● PROBLEM DESCRIPTION
Return all lines below containing the word "name".

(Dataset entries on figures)

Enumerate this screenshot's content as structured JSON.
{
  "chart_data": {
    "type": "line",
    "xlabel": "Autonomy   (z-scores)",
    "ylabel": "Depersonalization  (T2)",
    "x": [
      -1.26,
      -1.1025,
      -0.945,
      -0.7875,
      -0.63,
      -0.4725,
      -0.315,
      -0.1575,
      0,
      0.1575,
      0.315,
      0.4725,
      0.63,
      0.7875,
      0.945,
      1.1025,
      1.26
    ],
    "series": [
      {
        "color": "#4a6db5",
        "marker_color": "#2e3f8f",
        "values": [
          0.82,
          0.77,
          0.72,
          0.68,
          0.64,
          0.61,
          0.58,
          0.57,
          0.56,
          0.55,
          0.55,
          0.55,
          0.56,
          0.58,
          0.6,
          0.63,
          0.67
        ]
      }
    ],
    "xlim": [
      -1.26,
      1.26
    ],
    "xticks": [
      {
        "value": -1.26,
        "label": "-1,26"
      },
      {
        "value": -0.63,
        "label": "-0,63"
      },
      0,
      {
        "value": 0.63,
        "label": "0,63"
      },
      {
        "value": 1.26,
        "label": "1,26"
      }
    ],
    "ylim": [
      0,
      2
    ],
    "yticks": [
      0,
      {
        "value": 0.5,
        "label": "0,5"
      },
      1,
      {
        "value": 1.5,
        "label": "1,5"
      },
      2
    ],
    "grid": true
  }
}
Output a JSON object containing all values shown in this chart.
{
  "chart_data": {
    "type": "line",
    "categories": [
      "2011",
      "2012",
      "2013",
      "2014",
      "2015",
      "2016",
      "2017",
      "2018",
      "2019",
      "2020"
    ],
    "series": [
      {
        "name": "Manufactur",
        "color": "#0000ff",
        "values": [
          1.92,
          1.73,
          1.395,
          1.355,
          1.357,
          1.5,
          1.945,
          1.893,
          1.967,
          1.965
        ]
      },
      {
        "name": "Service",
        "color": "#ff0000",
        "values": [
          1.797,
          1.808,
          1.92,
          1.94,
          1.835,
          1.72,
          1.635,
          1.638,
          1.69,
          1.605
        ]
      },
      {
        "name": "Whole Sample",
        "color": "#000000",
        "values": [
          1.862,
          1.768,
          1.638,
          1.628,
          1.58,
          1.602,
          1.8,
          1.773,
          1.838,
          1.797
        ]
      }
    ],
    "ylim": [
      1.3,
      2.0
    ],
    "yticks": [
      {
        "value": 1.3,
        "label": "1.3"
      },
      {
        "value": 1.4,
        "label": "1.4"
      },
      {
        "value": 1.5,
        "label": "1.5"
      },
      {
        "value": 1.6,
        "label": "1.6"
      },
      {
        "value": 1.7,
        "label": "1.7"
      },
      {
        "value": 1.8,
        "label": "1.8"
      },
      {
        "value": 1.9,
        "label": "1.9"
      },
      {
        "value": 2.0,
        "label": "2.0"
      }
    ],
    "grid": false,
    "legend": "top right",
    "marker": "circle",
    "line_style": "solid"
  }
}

● WRITTEN ANSWER
        "name": "Manufactur",
        "name": "Service",
        "name": "Whole Sample",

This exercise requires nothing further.